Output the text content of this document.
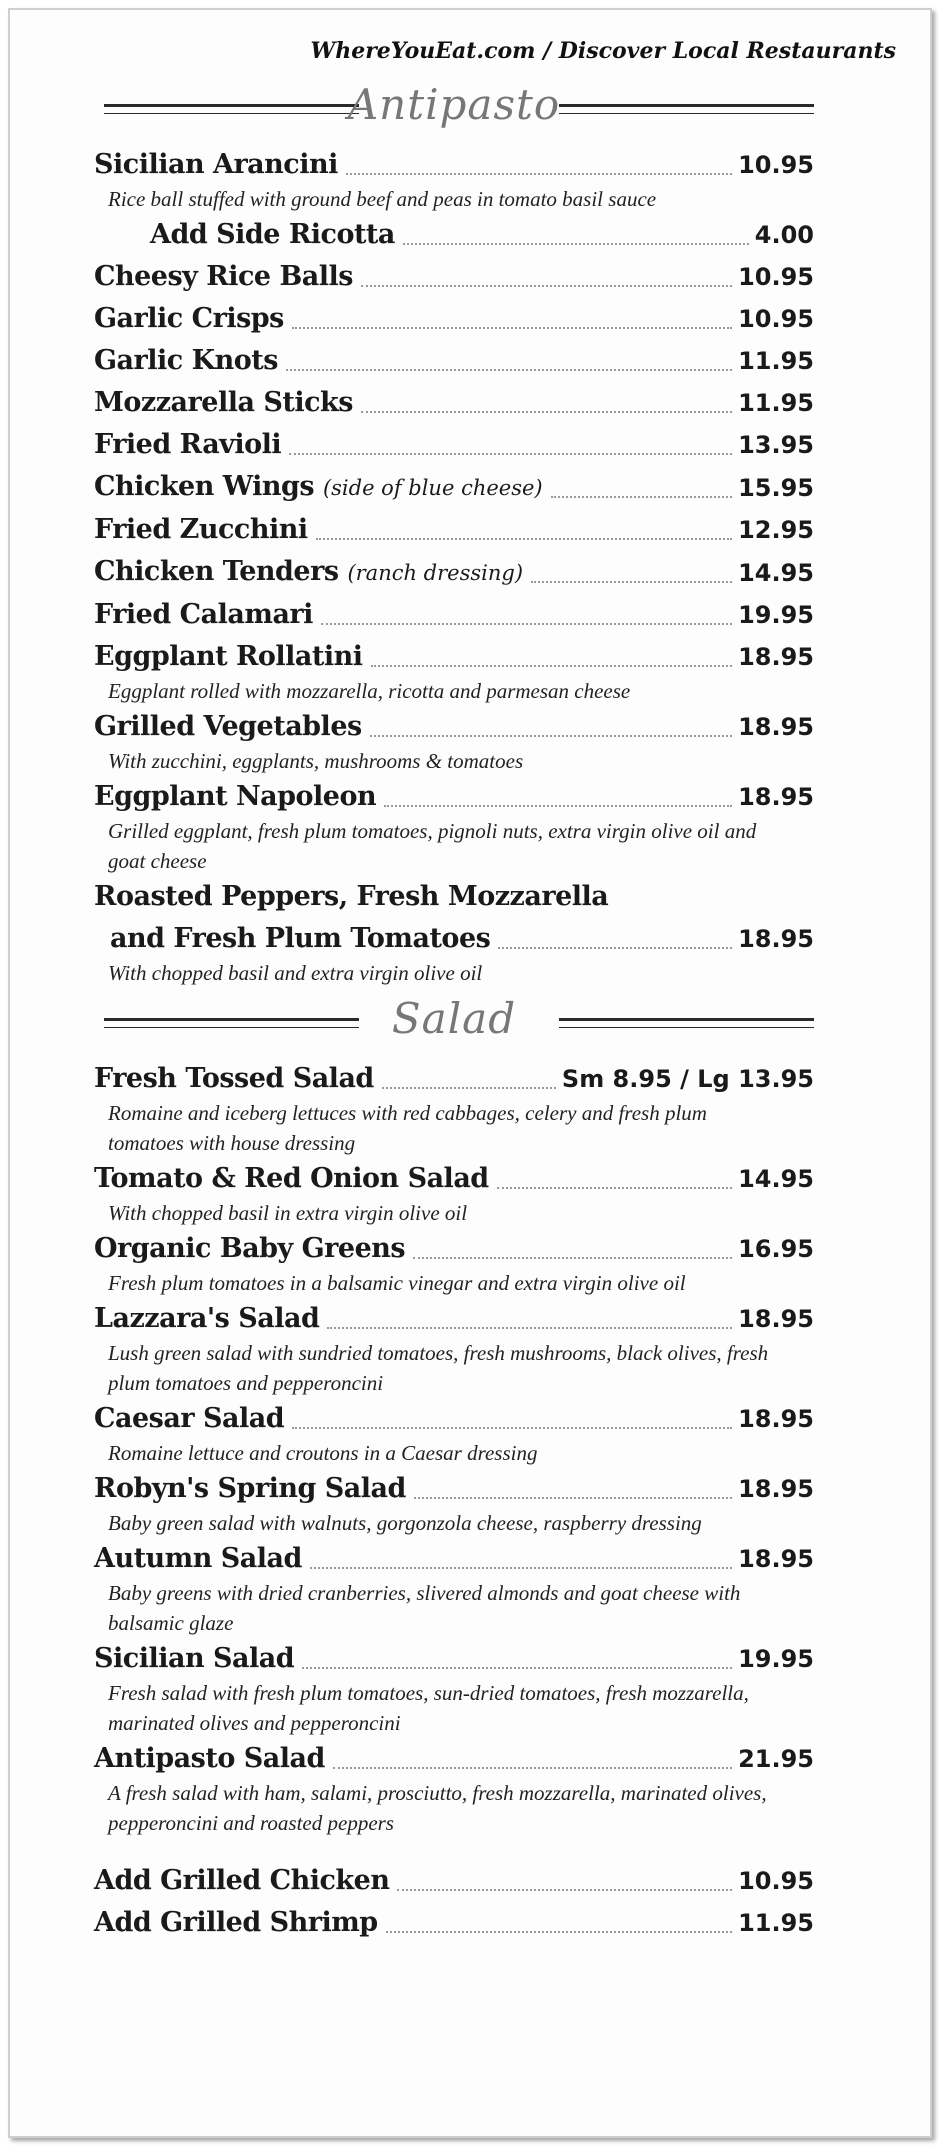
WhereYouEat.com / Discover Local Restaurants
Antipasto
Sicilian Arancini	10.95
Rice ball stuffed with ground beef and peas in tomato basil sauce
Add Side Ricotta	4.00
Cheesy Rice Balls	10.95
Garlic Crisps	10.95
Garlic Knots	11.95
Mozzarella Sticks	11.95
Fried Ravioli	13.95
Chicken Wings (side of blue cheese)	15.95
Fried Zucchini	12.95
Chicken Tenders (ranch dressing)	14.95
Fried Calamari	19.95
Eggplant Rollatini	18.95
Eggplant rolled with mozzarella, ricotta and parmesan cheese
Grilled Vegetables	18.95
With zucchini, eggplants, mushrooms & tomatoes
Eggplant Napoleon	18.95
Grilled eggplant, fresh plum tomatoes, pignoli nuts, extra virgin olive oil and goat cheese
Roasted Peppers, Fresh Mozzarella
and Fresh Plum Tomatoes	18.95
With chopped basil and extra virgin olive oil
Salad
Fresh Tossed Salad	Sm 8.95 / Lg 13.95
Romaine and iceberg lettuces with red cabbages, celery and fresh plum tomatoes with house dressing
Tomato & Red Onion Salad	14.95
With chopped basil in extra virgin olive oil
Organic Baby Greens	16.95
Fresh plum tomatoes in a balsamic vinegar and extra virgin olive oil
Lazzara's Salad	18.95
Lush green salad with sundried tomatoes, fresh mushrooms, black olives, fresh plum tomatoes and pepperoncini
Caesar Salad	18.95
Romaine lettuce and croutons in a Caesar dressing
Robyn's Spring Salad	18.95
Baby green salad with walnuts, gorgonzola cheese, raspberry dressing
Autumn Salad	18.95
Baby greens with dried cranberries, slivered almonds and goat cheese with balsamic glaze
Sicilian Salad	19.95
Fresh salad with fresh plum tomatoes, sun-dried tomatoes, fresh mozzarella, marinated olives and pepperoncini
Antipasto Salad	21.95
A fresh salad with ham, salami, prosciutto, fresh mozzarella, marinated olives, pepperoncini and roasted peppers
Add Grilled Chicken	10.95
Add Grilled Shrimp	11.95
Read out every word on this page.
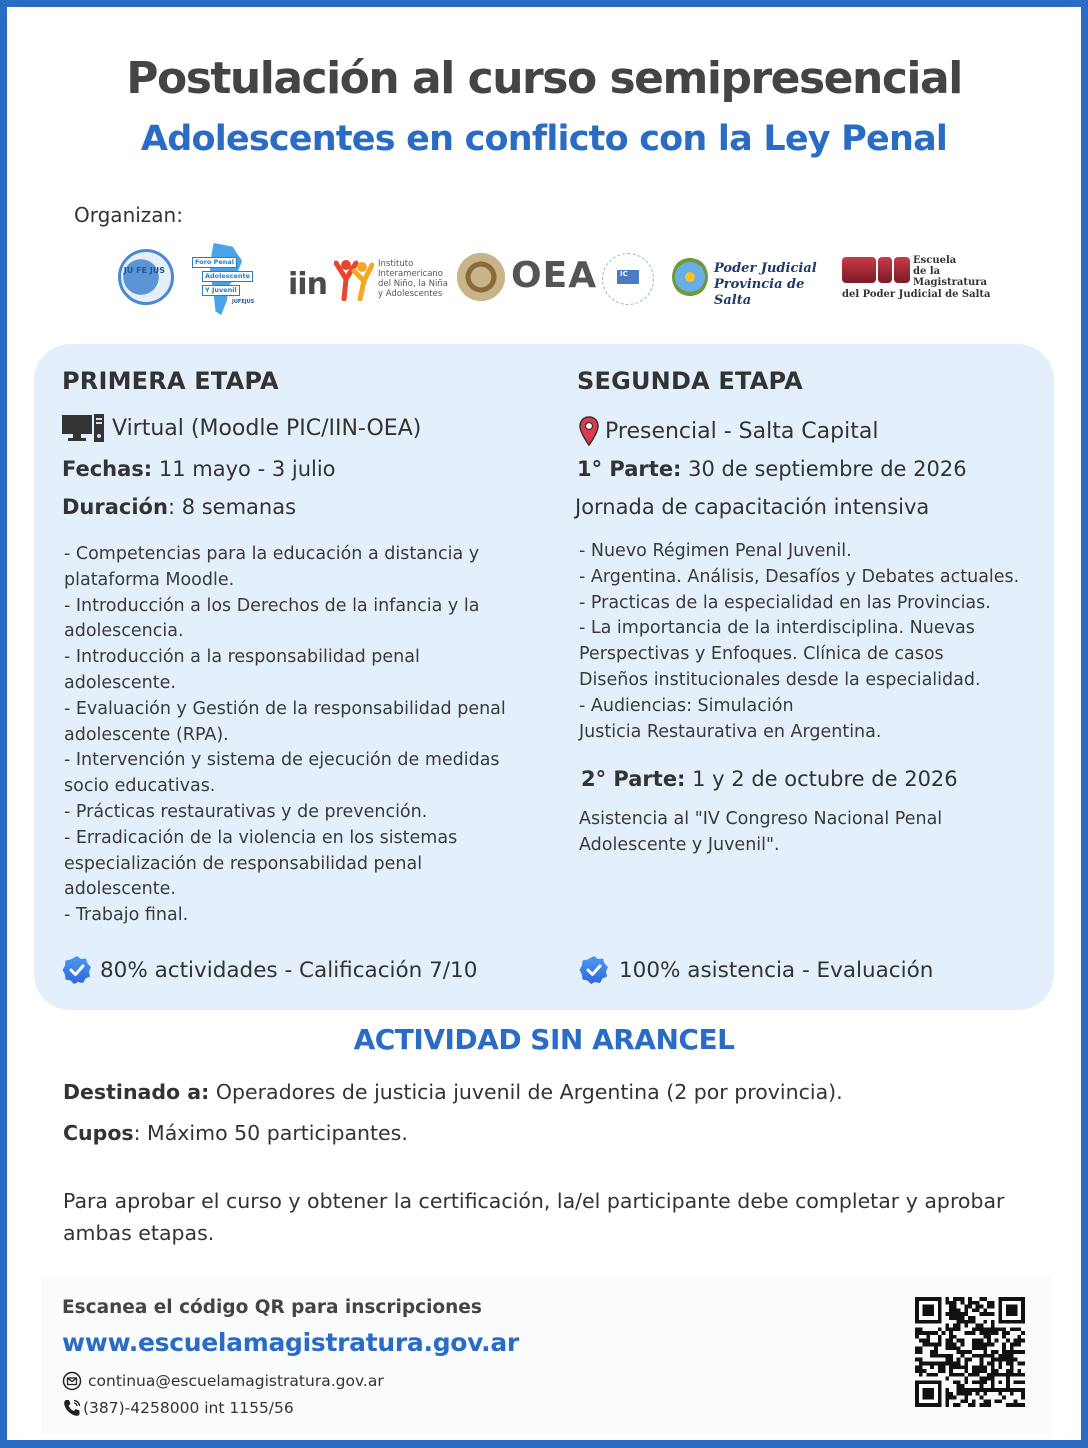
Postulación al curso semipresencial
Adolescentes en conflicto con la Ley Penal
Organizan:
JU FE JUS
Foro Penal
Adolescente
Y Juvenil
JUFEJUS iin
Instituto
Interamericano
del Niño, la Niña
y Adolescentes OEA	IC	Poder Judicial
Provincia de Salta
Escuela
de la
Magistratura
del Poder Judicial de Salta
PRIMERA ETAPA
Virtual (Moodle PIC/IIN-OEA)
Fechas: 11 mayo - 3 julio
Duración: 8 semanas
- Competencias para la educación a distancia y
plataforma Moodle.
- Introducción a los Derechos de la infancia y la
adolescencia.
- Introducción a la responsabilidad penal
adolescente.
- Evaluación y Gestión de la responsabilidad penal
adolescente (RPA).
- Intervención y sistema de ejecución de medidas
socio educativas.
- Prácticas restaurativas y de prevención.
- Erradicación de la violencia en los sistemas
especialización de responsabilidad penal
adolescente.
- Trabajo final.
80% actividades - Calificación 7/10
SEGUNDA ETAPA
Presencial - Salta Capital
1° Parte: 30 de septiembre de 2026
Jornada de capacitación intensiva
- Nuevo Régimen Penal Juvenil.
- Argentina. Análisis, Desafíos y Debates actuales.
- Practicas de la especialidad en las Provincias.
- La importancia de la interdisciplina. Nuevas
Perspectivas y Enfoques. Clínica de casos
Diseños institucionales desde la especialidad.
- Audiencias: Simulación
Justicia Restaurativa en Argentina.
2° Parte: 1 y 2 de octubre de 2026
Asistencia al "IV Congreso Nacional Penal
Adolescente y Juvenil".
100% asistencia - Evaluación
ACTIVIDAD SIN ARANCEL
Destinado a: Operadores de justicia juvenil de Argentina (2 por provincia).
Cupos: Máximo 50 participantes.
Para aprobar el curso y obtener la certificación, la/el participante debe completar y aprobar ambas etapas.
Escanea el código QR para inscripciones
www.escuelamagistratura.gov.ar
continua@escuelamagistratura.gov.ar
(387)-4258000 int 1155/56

◆ ◆ ◆ ◆ ◆

● **Short task**
Exclude the pictures and repeat every other part of the records word for word.

● **Response**
Output the text content of this document.
WhereYouEat.com / Discover Local Restaurants
Antipasto
Sicilian Arancini	10.95
Rice ball stuffed with ground beef and peas in tomato basil sauce
Add Side Ricotta	4.00
Cheesy Rice Balls	10.95
Garlic Crisps	10.95
Garlic Knots	11.95
Mozzarella Sticks	11.95
Fried Ravioli	13.95
Chicken Wings (side of blue cheese)	15.95
Fried Zucchini	12.95
Chicken Tenders (ranch dressing)	14.95
Fried Calamari	19.95
Eggplant Rollatini	18.95
Eggplant rolled with mozzarella, ricotta and parmesan cheese
Grilled Vegetables	18.95
With zucchini, eggplants, mushrooms & tomatoes
Eggplant Napoleon	18.95
Grilled eggplant, fresh plum tomatoes, pignoli nuts, extra virgin olive oil and goat cheese
Roasted Peppers, Fresh Mozzarella
and Fresh Plum Tomatoes	18.95
With chopped basil and extra virgin olive oil
Salad
Fresh Tossed Salad	Sm 8.95 / Lg 13.95
Romaine and iceberg lettuces with red cabbages, celery and fresh plum tomatoes with house dressing
Tomato & Red Onion Salad	14.95
With chopped basil in extra virgin olive oil
Organic Baby Greens	16.95
Fresh plum tomatoes in a balsamic vinegar and extra virgin olive oil
Lazzara's Salad	18.95
Lush green salad with sundried tomatoes, fresh mushrooms, black olives, fresh plum tomatoes and pepperoncini
Caesar Salad	18.95
Romaine lettuce and croutons in a Caesar dressing
Robyn's Spring Salad	18.95
Baby green salad with walnuts, gorgonzola cheese, raspberry dressing
Autumn Salad	18.95
Baby greens with dried cranberries, slivered almonds and goat cheese with balsamic glaze
Sicilian Salad	19.95
Fresh salad with fresh plum tomatoes, sun-dried tomatoes, fresh mozzarella, marinated olives and pepperoncini
Antipasto Salad	21.95
A fresh salad with ham, salami, prosciutto, fresh mozzarella, marinated olives, pepperoncini and roasted peppers
Add Grilled Chicken	10.95
Add Grilled Shrimp	11.95
Read out every word on this page.
Postulación al curso semipresencial
Adolescentes en conflicto con la Ley Penal
Organizan:
JU FE JUS
Foro Penal
Adolescente
Y Juvenil
JUFEJUS iin
Instituto
Interamericano
del Niño, la Niña
y Adolescentes OEA	IC	Poder Judicial
Provincia de Salta
Escuela
de la
Magistratura
del Poder Judicial de Salta
PRIMERA ETAPA
Virtual (Moodle PIC/IIN-OEA)
Fechas: 11 mayo - 3 julio
Duración: 8 semanas
- Competencias para la educación a distancia y
plataforma Moodle.
- Introducción a los Derechos de la infancia y la
adolescencia.
- Introducción a la responsabilidad penal
adolescente.
- Evaluación y Gestión de la responsabilidad penal
adolescente (RPA).
- Intervención y sistema de ejecución de medidas
socio educativas.
- Prácticas restaurativas y de prevención.
- Erradicación de la violencia en los sistemas
especialización de responsabilidad penal
adolescente.
- Trabajo final.
80% actividades - Calificación 7/10
SEGUNDA ETAPA
Presencial - Salta Capital
1° Parte: 30 de septiembre de 2026
Jornada de capacitación intensiva
- Nuevo Régimen Penal Juvenil.
- Argentina. Análisis, Desafíos y Debates actuales.
- Practicas de la especialidad en las Provincias.
- La importancia de la interdisciplina. Nuevas
Perspectivas y Enfoques. Clínica de casos
Diseños institucionales desde la especialidad.
- Audiencias: Simulación
Justicia Restaurativa en Argentina.
2° Parte: 1 y 2 de octubre de 2026
Asistencia al "IV Congreso Nacional Penal
Adolescente y Juvenil".
100% asistencia - Evaluación
ACTIVIDAD SIN ARANCEL
Destinado a: Operadores de justicia juvenil de Argentina (2 por provincia).
Cupos: Máximo 50 participantes.
Para aprobar el curso y obtener la certificación, la/el participante debe completar y aprobar ambas etapas.
Escanea el código QR para inscripciones
www.escuelamagistratura.gov.ar
continua@escuelamagistratura.gov.ar
(387)-4258000 int 1155/56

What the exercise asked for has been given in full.